DIRECTIVE: Return only the count of lines in which the word "name" appears.

GIVEN RECORDS:
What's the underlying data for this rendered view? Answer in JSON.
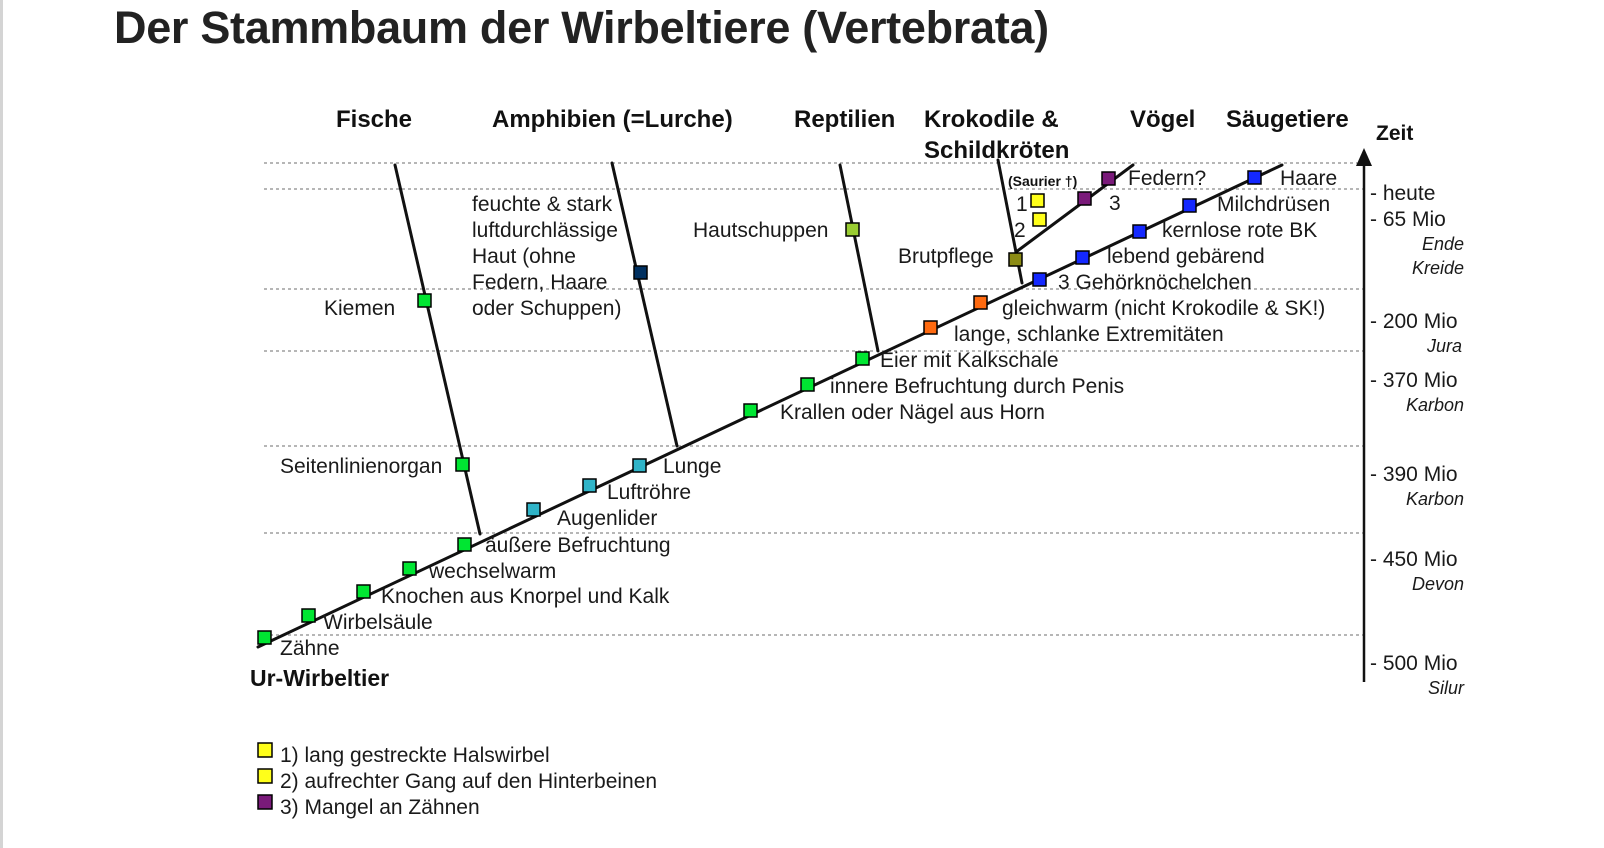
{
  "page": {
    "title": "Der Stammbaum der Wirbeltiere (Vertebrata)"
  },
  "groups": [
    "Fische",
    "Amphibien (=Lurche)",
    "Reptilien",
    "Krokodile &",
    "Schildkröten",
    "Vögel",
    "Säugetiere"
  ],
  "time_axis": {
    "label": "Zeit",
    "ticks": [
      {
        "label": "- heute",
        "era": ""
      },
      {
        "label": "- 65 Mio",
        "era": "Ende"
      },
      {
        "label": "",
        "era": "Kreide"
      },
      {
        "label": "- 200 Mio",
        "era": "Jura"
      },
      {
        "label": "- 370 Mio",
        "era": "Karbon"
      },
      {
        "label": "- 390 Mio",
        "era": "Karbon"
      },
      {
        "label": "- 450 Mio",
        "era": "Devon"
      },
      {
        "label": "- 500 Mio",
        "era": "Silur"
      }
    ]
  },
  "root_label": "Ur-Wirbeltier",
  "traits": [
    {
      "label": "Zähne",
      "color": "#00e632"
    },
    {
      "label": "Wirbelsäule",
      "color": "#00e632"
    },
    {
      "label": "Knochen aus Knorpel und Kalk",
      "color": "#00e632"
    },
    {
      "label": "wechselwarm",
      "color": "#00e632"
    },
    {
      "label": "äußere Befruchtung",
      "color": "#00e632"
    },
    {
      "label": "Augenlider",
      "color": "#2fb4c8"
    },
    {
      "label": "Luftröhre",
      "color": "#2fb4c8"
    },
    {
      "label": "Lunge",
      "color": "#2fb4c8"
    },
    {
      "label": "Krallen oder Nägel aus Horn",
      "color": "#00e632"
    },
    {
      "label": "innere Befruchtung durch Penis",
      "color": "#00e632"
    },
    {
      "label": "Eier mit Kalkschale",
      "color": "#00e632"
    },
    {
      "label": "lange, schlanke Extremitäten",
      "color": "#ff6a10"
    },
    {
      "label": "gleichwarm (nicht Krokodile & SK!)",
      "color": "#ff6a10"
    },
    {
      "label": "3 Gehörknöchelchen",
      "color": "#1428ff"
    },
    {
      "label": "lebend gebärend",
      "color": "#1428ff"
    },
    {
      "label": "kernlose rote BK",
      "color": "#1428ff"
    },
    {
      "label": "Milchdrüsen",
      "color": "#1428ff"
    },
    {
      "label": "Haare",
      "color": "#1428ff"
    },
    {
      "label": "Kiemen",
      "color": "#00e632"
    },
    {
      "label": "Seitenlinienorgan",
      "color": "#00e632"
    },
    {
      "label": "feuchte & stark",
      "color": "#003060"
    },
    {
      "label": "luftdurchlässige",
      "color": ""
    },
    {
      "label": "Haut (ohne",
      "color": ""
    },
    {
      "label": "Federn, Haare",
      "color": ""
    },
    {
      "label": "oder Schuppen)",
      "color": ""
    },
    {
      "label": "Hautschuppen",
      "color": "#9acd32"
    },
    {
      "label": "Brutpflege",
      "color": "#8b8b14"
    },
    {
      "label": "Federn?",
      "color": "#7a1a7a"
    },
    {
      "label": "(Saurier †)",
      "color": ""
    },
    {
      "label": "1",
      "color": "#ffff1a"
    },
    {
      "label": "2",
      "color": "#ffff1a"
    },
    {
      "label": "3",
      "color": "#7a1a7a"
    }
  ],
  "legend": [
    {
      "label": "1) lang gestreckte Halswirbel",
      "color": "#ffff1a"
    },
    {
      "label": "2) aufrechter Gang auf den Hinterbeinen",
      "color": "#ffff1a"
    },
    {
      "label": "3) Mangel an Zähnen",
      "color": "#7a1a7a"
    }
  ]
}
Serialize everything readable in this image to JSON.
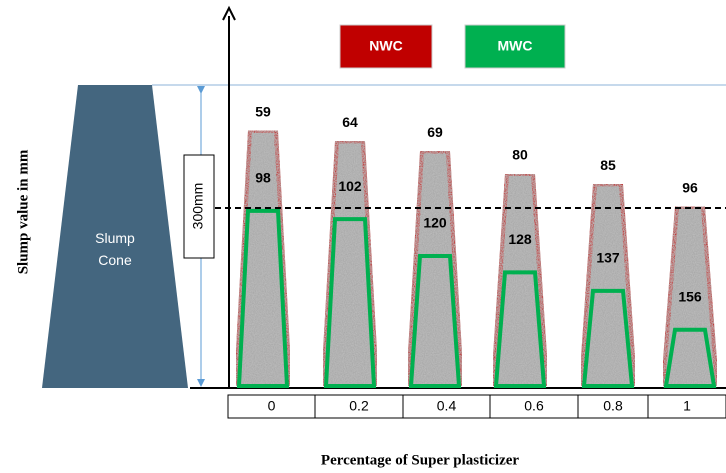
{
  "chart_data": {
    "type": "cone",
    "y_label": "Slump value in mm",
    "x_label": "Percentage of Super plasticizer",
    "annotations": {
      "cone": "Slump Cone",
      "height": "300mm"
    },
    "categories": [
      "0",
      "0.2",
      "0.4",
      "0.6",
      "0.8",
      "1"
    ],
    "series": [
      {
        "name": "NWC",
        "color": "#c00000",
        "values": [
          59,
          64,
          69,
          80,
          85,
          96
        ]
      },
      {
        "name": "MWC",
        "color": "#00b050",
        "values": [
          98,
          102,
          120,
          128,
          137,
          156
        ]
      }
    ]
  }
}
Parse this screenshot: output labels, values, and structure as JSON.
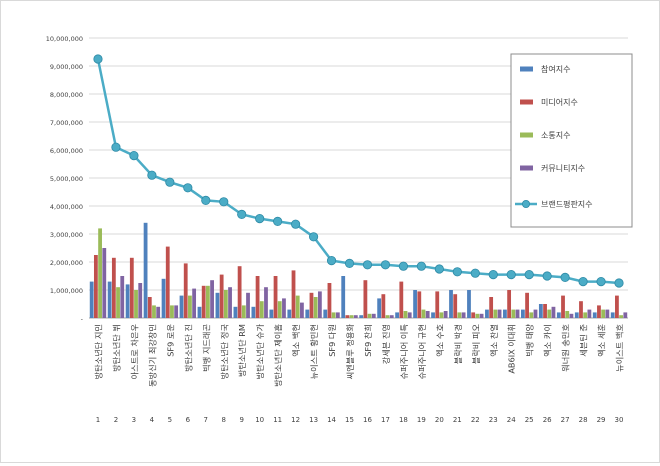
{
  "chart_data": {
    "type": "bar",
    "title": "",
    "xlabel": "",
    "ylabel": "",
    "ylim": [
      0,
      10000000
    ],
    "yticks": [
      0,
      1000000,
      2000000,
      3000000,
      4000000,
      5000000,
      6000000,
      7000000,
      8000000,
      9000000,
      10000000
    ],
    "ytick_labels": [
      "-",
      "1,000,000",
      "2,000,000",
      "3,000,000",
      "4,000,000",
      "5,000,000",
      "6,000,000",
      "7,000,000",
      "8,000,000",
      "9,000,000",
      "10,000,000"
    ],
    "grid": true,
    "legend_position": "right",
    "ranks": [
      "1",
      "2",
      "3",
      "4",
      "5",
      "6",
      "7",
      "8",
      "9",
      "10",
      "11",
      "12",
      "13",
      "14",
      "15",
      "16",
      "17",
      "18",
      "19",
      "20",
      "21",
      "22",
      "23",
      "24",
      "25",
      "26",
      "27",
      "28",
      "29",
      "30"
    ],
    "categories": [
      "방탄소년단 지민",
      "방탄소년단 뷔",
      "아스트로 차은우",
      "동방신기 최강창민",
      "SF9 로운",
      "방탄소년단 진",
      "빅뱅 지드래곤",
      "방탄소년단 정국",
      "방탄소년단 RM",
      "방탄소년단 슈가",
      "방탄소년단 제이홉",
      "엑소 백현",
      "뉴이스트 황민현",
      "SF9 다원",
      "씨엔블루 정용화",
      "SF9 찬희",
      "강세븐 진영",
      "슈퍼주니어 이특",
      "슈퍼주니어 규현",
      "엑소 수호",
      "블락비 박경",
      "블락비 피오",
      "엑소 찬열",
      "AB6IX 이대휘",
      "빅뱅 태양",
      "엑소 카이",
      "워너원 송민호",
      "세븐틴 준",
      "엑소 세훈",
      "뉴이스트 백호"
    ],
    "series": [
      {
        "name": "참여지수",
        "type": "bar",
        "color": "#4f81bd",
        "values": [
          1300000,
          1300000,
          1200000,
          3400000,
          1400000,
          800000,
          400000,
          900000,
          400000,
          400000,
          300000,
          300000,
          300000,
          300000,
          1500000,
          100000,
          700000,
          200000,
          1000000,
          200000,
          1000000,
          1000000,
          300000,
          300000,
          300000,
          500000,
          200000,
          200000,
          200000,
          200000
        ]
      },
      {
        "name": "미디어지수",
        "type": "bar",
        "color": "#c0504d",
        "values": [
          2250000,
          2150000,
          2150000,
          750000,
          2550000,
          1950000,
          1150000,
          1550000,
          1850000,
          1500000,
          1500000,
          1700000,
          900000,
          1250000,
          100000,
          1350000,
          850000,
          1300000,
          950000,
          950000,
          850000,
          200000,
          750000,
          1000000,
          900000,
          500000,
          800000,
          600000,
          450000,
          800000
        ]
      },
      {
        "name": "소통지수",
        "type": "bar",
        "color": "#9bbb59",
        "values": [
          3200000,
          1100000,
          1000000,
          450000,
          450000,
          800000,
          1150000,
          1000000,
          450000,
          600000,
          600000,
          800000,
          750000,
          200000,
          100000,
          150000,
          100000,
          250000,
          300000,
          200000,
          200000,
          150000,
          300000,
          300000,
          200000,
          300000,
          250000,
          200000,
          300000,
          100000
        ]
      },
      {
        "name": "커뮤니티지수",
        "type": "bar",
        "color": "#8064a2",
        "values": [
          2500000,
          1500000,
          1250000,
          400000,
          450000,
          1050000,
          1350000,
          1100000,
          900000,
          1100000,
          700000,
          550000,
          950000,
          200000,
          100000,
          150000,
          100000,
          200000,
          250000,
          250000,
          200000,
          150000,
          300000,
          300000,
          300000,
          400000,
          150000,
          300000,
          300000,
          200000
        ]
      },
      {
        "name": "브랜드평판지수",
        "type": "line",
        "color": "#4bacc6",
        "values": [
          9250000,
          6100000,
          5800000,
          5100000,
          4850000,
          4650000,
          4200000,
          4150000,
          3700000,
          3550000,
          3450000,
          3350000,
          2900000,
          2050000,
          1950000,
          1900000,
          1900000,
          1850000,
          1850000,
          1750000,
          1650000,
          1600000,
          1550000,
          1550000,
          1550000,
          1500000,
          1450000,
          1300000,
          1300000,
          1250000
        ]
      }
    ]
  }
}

EXERCISE ANSWER: 7